Exercise instructions
Count how many lines of the material below have the word "работы" and give only the number.

Extracted records
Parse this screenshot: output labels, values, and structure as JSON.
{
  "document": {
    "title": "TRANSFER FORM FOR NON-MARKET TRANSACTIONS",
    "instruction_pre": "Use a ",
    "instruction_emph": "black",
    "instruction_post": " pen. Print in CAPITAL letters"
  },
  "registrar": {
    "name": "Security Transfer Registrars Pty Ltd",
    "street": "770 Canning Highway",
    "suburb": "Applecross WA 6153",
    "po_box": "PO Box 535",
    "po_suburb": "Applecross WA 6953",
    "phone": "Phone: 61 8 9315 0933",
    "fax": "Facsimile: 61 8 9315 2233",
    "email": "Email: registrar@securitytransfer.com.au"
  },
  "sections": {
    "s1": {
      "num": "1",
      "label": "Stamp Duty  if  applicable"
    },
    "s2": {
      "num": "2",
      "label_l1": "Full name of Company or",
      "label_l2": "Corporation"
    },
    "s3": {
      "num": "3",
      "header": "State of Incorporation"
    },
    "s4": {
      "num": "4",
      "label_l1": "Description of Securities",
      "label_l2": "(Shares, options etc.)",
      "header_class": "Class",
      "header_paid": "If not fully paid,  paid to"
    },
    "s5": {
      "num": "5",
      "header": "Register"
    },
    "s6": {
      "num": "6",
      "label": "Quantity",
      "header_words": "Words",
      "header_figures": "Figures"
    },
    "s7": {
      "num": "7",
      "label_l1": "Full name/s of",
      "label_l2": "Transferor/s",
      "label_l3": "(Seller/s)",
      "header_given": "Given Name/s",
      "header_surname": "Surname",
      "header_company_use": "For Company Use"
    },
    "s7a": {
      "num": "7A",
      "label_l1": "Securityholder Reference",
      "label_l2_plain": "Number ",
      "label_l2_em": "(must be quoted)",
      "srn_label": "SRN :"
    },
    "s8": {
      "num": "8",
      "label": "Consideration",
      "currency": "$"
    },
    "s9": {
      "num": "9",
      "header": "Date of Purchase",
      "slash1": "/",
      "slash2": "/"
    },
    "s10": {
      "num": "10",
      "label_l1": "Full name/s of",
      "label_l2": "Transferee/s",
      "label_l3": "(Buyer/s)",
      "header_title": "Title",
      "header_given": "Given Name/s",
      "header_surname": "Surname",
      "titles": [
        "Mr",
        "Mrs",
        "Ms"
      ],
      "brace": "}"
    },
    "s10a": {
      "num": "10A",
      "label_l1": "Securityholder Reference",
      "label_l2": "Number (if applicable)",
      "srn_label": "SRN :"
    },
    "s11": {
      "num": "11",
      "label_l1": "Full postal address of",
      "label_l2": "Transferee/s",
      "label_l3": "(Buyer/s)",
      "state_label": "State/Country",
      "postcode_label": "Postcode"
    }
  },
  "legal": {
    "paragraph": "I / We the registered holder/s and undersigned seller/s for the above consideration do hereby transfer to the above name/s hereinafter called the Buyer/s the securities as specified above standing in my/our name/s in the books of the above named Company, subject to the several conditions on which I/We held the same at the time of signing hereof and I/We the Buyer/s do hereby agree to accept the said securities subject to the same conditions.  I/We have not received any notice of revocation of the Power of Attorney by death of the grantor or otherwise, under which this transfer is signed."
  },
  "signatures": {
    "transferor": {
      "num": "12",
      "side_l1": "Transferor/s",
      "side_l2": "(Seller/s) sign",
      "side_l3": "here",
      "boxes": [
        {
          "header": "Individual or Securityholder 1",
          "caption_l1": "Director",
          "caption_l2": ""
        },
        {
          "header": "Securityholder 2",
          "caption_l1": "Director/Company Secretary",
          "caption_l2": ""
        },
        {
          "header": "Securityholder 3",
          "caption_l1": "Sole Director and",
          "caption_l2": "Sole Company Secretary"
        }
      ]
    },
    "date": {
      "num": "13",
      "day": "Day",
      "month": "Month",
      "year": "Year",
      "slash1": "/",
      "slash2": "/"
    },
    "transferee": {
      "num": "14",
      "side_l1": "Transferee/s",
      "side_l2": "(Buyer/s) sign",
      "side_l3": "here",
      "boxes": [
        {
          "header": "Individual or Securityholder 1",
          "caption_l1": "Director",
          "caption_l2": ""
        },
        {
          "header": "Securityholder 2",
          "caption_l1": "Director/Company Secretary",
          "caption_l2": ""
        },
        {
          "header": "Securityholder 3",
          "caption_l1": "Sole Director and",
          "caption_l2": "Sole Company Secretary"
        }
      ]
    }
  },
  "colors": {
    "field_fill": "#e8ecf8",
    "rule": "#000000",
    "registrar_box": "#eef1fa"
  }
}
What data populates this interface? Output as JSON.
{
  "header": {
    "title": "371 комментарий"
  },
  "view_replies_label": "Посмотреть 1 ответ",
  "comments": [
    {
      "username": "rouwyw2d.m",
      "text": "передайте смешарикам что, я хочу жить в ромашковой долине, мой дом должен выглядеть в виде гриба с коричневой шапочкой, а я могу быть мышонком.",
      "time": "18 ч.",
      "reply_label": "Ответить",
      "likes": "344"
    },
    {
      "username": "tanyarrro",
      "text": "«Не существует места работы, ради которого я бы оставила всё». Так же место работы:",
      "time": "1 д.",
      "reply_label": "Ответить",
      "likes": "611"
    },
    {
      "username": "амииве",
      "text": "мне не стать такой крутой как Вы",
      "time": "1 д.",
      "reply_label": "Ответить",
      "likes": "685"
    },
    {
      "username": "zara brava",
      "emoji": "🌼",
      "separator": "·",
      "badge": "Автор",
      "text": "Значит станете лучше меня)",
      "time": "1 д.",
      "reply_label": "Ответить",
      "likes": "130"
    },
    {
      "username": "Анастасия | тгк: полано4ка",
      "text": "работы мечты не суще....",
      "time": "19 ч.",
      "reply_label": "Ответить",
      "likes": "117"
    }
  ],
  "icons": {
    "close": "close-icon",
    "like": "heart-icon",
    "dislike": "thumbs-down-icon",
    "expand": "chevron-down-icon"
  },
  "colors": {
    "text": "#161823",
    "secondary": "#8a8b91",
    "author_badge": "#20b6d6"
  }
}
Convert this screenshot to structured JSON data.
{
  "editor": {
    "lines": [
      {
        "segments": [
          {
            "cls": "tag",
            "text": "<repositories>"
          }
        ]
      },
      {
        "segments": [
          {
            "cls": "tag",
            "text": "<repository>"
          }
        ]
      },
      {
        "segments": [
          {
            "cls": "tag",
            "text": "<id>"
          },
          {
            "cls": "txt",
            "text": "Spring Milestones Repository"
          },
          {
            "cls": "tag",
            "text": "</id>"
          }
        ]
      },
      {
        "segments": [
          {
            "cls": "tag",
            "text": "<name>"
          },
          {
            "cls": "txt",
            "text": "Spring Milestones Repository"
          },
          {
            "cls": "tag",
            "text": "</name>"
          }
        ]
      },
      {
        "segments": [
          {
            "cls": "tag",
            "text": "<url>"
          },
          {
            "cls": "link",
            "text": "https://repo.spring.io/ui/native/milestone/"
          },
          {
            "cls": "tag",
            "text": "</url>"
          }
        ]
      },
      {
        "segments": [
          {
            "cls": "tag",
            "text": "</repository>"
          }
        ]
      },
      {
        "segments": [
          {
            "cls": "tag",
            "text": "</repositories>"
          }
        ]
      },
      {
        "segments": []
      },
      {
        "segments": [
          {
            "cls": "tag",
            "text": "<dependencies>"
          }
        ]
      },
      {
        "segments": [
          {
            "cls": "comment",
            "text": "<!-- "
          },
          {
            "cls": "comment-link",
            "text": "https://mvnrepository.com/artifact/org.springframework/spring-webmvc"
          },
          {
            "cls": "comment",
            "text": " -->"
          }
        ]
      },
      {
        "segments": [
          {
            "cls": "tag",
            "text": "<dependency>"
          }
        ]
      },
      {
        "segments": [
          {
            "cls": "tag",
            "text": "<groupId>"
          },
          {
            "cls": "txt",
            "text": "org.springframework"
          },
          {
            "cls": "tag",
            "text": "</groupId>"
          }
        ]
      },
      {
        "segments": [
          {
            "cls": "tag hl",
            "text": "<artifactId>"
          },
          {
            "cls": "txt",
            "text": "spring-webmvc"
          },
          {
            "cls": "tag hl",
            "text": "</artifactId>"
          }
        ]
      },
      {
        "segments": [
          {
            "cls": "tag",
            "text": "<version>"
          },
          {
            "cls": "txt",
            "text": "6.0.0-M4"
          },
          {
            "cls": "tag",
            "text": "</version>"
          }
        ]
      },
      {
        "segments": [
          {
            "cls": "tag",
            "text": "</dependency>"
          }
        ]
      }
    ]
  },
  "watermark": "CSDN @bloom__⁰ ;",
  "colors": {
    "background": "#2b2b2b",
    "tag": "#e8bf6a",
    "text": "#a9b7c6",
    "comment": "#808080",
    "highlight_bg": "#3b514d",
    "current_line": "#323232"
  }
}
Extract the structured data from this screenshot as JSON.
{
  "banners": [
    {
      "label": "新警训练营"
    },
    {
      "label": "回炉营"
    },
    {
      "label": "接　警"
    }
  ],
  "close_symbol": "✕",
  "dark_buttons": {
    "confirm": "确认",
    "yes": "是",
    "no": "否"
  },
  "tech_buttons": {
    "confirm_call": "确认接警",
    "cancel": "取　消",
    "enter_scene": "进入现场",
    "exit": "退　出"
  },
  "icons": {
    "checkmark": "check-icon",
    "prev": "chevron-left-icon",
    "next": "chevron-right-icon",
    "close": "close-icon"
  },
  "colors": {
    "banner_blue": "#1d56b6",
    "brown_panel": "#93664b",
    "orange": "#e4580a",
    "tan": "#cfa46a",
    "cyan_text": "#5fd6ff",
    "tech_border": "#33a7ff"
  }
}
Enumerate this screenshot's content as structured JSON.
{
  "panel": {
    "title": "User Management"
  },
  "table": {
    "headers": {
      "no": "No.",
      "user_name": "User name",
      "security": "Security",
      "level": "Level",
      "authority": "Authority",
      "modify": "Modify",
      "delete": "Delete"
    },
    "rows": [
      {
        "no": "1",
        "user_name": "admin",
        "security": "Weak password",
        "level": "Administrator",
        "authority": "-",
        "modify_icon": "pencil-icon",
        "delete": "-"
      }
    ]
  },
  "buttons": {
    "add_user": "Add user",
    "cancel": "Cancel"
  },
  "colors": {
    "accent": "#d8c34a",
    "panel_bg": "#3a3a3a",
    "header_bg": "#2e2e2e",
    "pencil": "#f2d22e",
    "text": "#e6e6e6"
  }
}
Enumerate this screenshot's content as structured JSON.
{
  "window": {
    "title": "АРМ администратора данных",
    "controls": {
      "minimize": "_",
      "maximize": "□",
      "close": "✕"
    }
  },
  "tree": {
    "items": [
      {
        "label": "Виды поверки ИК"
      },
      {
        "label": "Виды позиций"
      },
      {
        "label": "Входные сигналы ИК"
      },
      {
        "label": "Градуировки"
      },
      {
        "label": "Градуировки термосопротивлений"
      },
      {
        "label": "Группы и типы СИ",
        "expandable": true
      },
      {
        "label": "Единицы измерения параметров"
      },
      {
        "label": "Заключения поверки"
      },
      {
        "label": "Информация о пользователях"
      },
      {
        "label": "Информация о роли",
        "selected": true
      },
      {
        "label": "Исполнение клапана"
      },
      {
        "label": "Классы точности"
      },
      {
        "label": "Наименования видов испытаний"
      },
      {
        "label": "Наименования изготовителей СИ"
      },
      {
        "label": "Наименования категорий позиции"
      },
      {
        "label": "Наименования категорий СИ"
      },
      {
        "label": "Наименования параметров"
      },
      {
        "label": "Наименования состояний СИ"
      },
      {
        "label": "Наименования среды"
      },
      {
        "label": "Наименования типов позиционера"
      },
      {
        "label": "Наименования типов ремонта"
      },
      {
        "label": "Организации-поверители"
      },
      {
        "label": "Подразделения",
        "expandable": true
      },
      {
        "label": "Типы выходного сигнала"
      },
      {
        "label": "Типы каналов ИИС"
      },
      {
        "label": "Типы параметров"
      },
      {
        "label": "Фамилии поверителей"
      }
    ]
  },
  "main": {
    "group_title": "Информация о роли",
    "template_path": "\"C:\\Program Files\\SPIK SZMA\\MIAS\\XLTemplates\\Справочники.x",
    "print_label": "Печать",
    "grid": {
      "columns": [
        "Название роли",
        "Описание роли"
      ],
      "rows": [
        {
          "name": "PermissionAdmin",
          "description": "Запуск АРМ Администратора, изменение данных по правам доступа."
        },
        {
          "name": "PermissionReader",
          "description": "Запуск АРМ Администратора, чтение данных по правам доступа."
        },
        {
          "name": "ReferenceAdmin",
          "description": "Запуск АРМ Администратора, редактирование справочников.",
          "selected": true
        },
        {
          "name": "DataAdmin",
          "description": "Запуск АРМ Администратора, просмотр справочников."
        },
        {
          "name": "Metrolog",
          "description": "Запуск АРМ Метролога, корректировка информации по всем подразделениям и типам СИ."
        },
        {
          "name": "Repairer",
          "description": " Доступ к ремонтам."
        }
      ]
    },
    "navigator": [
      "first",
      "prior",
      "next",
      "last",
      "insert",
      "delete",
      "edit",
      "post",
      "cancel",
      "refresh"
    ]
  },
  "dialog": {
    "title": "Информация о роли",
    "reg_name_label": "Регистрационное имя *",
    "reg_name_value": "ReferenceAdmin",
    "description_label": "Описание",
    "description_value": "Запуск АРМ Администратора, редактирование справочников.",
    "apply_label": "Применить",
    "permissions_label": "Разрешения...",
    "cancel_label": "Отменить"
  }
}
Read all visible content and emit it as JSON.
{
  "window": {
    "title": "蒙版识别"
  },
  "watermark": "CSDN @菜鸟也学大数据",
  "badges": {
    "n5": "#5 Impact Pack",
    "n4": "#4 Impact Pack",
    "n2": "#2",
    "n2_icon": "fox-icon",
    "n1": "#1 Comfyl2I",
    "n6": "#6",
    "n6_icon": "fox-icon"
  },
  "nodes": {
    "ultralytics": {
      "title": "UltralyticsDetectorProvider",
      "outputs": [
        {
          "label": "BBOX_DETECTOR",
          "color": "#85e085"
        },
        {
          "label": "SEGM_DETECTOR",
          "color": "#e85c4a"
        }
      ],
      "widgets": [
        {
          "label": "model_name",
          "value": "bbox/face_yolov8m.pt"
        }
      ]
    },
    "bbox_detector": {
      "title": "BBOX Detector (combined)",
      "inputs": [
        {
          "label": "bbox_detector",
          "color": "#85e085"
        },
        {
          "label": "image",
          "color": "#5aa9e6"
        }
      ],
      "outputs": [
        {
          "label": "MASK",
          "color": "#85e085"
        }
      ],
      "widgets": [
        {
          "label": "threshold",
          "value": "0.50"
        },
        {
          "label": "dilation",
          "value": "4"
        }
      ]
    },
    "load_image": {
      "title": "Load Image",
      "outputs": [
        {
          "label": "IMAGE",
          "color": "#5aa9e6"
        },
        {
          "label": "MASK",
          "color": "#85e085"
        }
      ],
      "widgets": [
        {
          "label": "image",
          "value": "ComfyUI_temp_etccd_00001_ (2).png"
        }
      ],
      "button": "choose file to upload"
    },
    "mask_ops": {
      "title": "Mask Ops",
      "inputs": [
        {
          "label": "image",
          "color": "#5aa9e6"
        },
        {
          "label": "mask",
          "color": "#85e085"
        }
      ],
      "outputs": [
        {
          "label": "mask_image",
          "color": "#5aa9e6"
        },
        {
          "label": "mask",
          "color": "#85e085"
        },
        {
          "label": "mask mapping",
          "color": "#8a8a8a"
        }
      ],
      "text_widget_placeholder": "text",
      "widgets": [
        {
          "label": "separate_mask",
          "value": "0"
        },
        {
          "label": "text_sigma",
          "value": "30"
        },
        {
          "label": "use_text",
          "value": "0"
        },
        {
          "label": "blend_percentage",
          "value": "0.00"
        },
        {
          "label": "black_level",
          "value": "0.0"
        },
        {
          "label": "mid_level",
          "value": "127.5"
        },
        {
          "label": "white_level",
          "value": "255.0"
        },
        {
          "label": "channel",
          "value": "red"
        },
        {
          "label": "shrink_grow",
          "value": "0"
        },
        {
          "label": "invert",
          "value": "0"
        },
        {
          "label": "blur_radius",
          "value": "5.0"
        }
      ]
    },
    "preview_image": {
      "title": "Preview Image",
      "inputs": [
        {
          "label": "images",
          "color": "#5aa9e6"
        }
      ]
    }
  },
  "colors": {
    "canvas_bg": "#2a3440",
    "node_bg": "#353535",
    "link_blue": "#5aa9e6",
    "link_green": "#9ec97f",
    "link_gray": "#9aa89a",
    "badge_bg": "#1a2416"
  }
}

Written solution
2